_What to produce:_ Transcribe each record exactly. Include every one.

_Task inputs:_
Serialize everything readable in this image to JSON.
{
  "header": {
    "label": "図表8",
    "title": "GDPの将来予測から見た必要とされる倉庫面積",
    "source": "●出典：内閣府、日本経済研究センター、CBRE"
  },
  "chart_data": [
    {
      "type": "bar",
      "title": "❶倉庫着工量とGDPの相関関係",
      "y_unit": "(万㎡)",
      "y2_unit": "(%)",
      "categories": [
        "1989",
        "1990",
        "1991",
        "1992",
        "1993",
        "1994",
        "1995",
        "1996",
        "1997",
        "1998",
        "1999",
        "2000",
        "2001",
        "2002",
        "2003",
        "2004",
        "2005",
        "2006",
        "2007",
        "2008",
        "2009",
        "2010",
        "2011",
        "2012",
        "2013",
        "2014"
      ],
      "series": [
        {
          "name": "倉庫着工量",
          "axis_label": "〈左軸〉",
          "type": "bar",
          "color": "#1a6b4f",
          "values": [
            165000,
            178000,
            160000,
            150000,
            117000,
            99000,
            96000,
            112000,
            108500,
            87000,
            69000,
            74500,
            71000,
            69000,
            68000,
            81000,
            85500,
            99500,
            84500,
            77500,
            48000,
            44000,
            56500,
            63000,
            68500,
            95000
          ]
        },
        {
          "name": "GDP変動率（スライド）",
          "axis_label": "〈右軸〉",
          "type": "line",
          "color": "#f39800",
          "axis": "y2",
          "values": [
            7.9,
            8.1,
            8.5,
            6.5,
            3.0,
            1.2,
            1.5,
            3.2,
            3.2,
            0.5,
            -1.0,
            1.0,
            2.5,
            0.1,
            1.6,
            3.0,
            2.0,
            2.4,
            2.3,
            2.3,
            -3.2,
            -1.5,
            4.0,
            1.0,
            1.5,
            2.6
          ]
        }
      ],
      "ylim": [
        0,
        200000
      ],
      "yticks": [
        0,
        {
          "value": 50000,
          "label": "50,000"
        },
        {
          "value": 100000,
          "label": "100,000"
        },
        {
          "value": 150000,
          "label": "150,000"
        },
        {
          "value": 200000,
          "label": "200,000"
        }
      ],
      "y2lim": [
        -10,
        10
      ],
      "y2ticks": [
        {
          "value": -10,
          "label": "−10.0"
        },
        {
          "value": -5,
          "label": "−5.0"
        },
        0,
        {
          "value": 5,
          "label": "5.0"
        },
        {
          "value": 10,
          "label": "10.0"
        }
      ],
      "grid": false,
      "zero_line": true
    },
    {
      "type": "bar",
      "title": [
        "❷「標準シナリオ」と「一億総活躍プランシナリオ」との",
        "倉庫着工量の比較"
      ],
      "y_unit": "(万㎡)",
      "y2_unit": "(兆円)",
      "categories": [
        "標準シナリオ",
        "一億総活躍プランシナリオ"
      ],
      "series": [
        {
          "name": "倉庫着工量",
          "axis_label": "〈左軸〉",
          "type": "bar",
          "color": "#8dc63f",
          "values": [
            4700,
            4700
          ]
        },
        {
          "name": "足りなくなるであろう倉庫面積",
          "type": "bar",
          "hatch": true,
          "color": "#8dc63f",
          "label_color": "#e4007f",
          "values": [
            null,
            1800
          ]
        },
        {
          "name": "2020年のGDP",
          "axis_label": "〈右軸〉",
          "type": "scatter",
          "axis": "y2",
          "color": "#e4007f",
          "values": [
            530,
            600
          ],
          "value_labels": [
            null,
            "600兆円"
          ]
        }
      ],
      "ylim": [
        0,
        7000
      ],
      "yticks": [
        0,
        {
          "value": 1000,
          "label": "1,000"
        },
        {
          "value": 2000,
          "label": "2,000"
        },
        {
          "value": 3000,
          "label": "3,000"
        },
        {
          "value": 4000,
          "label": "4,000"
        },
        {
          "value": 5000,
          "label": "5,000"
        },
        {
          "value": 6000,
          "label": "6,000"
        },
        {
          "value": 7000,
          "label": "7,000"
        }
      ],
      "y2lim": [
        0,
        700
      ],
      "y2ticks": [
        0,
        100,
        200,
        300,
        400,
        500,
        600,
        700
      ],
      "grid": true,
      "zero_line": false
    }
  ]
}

_Output of the task:_
Serialize everything readable in this image to JSON.
{
  "header": {
    "label": "図表8",
    "title": "GDPの将来予測から見た必要とされる倉庫面積",
    "source": "●出典：内閣府、日本経済研究センター、CBRE"
  },
  "chart_data": [
    {
      "type": "bar",
      "title": "❶倉庫着工量とGDPの相関関係",
      "y_unit": "(万㎡)",
      "y2_unit": "(%)",
      "categories": [
        "1989",
        "1990",
        "1991",
        "1992",
        "1993",
        "1994",
        "1995",
        "1996",
        "1997",
        "1998",
        "1999",
        "2000",
        "2001",
        "2002",
        "2003",
        "2004",
        "2005",
        "2006",
        "2007",
        "2008",
        "2009",
        "2010",
        "2011",
        "2012",
        "2013",
        "2014"
      ],
      "series": [
        {
          "name": "倉庫着工量",
          "axis_label": "〈左軸〉",
          "type": "bar",
          "color": "#1a6b4f",
          "values": [
            165000,
            178000,
            160000,
            150000,
            117000,
            99000,
            96000,
            112000,
            108500,
            87000,
            69000,
            74500,
            71000,
            69000,
            68000,
            81000,
            85500,
            99500,
            84500,
            77500,
            48000,
            44000,
            56500,
            63000,
            68500,
            95000
          ]
        },
        {
          "name": "GDP変動率（スライド）",
          "axis_label": "〈右軸〉",
          "type": "line",
          "color": "#f39800",
          "axis": "y2",
          "values": [
            7.9,
            8.1,
            8.5,
            6.5,
            3.0,
            1.2,
            1.5,
            3.2,
            3.2,
            0.5,
            -1.0,
            1.0,
            2.5,
            0.1,
            1.6,
            3.0,
            2.0,
            2.4,
            2.3,
            2.3,
            -3.2,
            -1.5,
            4.0,
            1.0,
            1.5,
            2.6
          ]
        }
      ],
      "ylim": [
        0,
        200000
      ],
      "yticks": [
        0,
        {
          "value": 50000,
          "label": "50,000"
        },
        {
          "value": 100000,
          "label": "100,000"
        },
        {
          "value": 150000,
          "label": "150,000"
        },
        {
          "value": 200000,
          "label": "200,000"
        }
      ],
      "y2lim": [
        -10,
        10
      ],
      "y2ticks": [
        {
          "value": -10,
          "label": "−10.0"
        },
        {
          "value": -5,
          "label": "−5.0"
        },
        0,
        {
          "value": 5,
          "label": "5.0"
        },
        {
          "value": 10,
          "label": "10.0"
        }
      ],
      "grid": false,
      "zero_line": true
    },
    {
      "type": "bar",
      "title": [
        "❷「標準シナリオ」と「一億総活躍プランシナリオ」との",
        "倉庫着工量の比較"
      ],
      "y_unit": "(万㎡)",
      "y2_unit": "(兆円)",
      "categories": [
        "標準シナリオ",
        "一億総活躍プランシナリオ"
      ],
      "series": [
        {
          "name": "倉庫着工量",
          "axis_label": "〈左軸〉",
          "type": "bar",
          "color": "#8dc63f",
          "values": [
            4700,
            4700
          ]
        },
        {
          "name": "足りなくなるであろう倉庫面積",
          "type": "bar",
          "hatch": true,
          "color": "#8dc63f",
          "label_color": "#e4007f",
          "values": [
            null,
            1800
          ]
        },
        {
          "name": "2020年のGDP",
          "axis_label": "〈右軸〉",
          "type": "scatter",
          "axis": "y2",
          "color": "#e4007f",
          "values": [
            530,
            600
          ],
          "value_labels": [
            null,
            "600兆円"
          ]
        }
      ],
      "ylim": [
        0,
        7000
      ],
      "yticks": [
        0,
        {
          "value": 1000,
          "label": "1,000"
        },
        {
          "value": 2000,
          "label": "2,000"
        },
        {
          "value": 3000,
          "label": "3,000"
        },
        {
          "value": 4000,
          "label": "4,000"
        },
        {
          "value": 5000,
          "label": "5,000"
        },
        {
          "value": 6000,
          "label": "6,000"
        },
        {
          "value": 7000,
          "label": "7,000"
        }
      ],
      "y2lim": [
        0,
        700
      ],
      "y2ticks": [
        0,
        100,
        200,
        300,
        400,
        500,
        600,
        700
      ],
      "grid": true,
      "zero_line": false
    }
  ]
}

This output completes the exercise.